Gather all lines from the material that contain "Diameter".
-- Begin --
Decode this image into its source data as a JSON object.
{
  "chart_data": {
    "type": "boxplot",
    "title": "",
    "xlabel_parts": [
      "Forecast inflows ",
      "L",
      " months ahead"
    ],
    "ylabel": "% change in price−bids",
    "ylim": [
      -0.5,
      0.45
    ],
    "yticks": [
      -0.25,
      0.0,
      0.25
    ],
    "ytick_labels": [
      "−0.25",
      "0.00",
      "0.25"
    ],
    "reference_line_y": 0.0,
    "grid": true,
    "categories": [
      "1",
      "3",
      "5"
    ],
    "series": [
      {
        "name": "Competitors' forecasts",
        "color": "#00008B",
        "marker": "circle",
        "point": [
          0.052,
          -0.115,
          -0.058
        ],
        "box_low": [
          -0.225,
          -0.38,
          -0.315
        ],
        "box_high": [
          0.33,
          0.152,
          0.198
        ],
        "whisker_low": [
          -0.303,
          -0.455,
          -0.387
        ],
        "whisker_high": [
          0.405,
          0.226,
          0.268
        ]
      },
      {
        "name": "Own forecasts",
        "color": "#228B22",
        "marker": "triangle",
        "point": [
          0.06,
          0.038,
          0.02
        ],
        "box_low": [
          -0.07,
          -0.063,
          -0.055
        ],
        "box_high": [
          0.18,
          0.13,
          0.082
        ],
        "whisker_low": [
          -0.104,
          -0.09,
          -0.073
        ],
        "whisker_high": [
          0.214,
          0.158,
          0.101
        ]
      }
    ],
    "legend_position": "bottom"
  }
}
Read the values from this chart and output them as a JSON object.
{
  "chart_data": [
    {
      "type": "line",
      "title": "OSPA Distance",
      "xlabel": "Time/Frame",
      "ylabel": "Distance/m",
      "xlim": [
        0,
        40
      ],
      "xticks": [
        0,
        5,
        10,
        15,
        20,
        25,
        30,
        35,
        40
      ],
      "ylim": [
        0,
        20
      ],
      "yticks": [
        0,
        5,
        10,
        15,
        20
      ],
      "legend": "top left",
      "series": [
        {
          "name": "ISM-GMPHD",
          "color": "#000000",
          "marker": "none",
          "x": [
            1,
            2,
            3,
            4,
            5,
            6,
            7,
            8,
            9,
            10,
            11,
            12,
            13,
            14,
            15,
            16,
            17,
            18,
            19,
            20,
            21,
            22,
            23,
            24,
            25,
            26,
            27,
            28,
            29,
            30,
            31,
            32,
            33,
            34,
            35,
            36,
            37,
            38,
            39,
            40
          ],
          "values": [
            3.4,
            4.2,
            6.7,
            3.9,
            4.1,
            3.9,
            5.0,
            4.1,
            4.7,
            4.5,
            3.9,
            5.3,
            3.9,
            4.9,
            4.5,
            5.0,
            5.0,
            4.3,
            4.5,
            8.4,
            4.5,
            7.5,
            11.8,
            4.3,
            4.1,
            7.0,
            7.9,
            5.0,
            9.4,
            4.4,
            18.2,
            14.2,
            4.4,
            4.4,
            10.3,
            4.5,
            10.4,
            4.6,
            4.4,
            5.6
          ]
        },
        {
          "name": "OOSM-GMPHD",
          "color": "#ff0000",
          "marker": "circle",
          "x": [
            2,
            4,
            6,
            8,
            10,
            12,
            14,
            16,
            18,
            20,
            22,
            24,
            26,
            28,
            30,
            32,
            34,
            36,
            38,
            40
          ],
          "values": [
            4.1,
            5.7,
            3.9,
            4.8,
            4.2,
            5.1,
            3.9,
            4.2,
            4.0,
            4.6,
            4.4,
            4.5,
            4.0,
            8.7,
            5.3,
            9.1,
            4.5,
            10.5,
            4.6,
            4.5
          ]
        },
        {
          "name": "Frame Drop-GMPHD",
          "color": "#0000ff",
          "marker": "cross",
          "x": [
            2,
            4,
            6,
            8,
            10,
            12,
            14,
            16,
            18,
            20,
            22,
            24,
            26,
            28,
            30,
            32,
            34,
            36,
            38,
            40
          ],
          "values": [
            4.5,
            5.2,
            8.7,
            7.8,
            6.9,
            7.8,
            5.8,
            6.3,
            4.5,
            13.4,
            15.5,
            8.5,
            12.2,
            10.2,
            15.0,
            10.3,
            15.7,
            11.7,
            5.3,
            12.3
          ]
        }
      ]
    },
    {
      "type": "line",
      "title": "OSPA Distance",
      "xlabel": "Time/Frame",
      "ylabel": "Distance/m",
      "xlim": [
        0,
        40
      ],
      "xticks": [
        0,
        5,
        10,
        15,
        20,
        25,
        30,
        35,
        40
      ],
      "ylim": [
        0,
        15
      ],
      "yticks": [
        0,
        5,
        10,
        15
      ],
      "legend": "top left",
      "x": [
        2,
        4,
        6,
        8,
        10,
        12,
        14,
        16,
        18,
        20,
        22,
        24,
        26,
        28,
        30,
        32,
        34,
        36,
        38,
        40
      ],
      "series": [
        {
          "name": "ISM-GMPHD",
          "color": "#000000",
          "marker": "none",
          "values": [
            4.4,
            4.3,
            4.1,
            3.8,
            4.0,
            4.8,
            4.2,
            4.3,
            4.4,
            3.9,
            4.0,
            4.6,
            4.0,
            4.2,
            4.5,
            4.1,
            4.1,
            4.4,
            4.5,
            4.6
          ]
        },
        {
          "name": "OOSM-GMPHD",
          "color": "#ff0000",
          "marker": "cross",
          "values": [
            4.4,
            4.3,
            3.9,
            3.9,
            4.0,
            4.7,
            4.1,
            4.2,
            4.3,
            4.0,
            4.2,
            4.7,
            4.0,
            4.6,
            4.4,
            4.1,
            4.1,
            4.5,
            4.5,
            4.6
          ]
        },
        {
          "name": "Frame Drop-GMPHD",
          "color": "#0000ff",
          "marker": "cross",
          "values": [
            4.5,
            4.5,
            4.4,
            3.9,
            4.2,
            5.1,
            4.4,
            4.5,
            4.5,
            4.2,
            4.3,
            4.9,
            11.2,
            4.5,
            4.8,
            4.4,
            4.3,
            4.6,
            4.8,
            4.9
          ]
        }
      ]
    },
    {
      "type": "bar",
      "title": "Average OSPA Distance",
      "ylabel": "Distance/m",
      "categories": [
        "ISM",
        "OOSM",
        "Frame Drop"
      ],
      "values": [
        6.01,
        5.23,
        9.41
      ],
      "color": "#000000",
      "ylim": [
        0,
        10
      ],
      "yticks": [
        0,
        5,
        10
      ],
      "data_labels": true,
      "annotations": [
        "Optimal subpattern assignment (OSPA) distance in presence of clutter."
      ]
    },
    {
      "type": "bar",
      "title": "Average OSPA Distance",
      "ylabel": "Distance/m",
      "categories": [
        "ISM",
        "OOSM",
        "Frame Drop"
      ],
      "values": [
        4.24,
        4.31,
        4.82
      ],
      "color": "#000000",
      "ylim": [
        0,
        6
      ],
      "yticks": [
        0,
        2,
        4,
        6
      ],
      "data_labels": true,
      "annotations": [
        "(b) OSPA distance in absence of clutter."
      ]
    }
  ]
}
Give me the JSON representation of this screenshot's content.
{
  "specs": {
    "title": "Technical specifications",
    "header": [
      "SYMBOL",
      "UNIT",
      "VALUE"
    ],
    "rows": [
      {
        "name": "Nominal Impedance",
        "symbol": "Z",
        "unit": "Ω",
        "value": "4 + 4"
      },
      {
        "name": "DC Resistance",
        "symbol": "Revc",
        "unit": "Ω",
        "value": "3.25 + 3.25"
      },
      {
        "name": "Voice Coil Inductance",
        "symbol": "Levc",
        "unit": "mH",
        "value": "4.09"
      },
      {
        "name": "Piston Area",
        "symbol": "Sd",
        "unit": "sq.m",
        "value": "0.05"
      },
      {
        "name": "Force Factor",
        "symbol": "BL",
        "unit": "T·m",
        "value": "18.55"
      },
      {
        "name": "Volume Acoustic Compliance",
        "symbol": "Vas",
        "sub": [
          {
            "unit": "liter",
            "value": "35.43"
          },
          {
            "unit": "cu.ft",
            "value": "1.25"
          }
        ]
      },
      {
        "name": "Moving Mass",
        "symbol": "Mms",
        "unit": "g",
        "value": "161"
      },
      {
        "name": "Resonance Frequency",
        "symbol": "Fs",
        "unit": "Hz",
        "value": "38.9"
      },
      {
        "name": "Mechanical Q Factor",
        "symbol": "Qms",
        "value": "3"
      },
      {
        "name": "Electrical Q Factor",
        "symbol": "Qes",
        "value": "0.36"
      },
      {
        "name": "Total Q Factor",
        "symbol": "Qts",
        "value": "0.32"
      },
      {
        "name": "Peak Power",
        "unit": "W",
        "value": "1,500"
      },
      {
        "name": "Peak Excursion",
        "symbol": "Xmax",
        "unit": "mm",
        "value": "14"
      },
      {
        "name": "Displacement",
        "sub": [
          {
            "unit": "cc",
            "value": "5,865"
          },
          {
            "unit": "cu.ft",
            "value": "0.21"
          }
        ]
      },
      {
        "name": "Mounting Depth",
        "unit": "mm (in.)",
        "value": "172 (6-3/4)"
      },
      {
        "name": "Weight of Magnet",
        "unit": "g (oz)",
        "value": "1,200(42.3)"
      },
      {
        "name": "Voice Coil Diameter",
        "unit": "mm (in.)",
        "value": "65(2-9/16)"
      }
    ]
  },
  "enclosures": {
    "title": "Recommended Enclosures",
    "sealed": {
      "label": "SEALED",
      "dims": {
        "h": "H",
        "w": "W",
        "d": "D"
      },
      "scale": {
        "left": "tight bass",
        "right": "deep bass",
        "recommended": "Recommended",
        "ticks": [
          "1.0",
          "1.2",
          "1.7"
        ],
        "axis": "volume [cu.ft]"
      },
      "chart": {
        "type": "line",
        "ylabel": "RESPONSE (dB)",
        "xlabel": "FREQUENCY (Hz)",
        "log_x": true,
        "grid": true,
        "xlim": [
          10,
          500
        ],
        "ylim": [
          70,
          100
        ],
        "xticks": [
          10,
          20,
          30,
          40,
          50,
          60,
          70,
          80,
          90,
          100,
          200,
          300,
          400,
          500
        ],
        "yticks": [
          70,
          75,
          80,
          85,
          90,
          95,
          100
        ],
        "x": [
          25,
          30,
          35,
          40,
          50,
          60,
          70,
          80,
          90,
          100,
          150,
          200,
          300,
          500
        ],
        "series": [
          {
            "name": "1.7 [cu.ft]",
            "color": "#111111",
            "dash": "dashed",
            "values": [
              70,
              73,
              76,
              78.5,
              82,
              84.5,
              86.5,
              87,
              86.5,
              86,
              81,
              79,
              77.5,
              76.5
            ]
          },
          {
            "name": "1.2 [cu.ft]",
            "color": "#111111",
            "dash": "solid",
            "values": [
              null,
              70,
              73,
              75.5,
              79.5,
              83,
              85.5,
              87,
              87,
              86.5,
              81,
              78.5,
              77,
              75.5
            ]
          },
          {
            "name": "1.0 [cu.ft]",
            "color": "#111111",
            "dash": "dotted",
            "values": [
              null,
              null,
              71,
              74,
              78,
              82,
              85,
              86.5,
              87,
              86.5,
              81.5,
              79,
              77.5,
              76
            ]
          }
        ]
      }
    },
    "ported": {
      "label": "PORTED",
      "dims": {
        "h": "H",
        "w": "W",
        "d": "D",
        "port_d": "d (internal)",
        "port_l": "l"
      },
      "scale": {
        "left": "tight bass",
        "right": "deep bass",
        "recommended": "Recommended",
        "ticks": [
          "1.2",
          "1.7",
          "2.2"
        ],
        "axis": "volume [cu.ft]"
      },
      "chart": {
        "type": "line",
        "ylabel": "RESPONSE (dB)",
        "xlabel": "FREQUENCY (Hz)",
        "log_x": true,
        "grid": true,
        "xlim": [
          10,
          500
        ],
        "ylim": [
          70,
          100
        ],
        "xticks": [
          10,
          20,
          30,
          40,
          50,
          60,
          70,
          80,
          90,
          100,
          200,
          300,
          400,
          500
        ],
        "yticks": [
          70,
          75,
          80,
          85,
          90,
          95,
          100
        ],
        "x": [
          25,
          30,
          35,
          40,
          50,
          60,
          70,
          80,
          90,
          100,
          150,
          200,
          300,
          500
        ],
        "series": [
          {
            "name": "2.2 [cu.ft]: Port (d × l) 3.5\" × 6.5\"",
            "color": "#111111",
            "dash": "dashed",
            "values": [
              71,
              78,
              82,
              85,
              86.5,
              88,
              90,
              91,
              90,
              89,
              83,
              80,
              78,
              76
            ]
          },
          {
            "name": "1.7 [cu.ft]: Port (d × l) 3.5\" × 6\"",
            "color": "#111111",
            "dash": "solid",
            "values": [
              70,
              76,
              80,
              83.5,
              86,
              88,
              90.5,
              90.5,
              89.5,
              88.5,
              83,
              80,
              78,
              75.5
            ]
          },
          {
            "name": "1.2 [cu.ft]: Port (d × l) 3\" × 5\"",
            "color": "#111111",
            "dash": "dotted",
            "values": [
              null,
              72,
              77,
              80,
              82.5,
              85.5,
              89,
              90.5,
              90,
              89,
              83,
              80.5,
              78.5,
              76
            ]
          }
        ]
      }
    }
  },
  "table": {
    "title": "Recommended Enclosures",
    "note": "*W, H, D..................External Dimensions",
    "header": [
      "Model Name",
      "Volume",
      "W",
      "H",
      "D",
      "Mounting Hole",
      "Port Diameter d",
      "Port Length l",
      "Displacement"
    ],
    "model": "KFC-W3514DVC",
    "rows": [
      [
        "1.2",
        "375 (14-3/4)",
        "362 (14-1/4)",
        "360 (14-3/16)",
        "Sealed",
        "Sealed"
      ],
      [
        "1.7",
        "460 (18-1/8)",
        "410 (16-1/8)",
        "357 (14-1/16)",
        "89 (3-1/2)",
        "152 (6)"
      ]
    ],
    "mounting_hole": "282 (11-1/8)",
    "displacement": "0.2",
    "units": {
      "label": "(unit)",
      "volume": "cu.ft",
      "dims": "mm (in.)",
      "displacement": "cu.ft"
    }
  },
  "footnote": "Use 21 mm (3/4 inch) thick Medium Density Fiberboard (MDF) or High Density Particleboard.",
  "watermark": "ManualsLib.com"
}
-- End --
• _RESPONSE BELOW_:
        "name": "Voice Coil Diameter",
      "Port Diameter d",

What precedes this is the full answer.